▶ **Short exercise**: Output, word for word, every line from the line with "Extract all readable text from this page." through the final line of the data below.

────

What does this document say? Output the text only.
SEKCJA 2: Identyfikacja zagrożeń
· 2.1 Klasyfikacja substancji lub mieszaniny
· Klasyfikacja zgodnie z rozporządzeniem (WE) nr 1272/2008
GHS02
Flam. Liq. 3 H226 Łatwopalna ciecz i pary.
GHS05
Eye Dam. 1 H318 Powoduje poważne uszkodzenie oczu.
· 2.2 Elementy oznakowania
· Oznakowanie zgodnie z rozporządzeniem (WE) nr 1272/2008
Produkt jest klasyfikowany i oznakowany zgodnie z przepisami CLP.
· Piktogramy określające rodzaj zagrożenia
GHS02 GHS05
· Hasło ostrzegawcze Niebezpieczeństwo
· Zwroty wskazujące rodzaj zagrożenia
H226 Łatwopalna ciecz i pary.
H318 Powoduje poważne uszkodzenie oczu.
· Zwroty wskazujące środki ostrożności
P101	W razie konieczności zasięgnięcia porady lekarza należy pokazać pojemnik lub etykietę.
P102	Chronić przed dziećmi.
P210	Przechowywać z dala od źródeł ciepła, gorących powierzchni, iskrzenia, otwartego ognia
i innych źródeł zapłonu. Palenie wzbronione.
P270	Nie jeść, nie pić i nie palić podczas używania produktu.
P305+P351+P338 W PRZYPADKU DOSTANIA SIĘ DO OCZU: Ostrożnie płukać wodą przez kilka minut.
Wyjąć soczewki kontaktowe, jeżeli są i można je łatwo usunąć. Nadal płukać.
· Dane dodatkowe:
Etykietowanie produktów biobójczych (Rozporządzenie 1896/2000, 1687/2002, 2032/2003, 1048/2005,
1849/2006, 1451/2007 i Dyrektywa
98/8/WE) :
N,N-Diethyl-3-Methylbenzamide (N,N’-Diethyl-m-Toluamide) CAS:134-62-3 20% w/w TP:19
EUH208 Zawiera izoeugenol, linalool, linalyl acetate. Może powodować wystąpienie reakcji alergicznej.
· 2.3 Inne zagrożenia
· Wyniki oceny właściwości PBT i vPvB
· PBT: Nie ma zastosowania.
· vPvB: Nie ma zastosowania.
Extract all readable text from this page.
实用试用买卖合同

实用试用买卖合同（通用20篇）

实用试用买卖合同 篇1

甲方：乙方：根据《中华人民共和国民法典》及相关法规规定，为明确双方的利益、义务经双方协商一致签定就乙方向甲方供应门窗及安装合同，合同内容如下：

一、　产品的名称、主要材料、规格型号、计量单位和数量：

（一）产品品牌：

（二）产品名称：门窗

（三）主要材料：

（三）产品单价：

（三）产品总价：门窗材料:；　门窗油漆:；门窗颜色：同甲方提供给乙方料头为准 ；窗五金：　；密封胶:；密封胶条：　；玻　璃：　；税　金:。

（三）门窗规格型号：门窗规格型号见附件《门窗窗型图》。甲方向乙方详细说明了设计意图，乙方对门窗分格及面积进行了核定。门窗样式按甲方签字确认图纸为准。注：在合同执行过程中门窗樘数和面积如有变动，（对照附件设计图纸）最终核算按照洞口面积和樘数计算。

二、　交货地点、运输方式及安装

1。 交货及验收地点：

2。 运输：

────

▶ **Final result**:
Extract all readable text from this page.
实用试用买卖合同

实用试用买卖合同（通用20篇）

实用试用买卖合同 篇1

甲方：乙方：根据《中华人民共和国民法典》及相关法规规定，为明确双方的利益、义务经双方协商一致签定就乙方向甲方供应门窗及安装合同，合同内容如下：

一、　产品的名称、主要材料、规格型号、计量单位和数量：

（一）产品品牌：

（二）产品名称：门窗

（三）主要材料：

（三）产品单价：

（三）产品总价：门窗材料:；　门窗油漆:；门窗颜色：同甲方提供给乙方料头为准 ；窗五金：　；密封胶:；密封胶条：　；玻　璃：　；税　金:。

（三）门窗规格型号：门窗规格型号见附件《门窗窗型图》。甲方向乙方详细说明了设计意图，乙方对门窗分格及面积进行了核定。门窗样式按甲方签字确认图纸为准。注：在合同执行过程中门窗樘数和面积如有变动，（对照附件设计图纸）最终核算按照洞口面积和樘数计算。

二、　交货地点、运输方式及安装

1。 交货及验收地点：

2。 运输：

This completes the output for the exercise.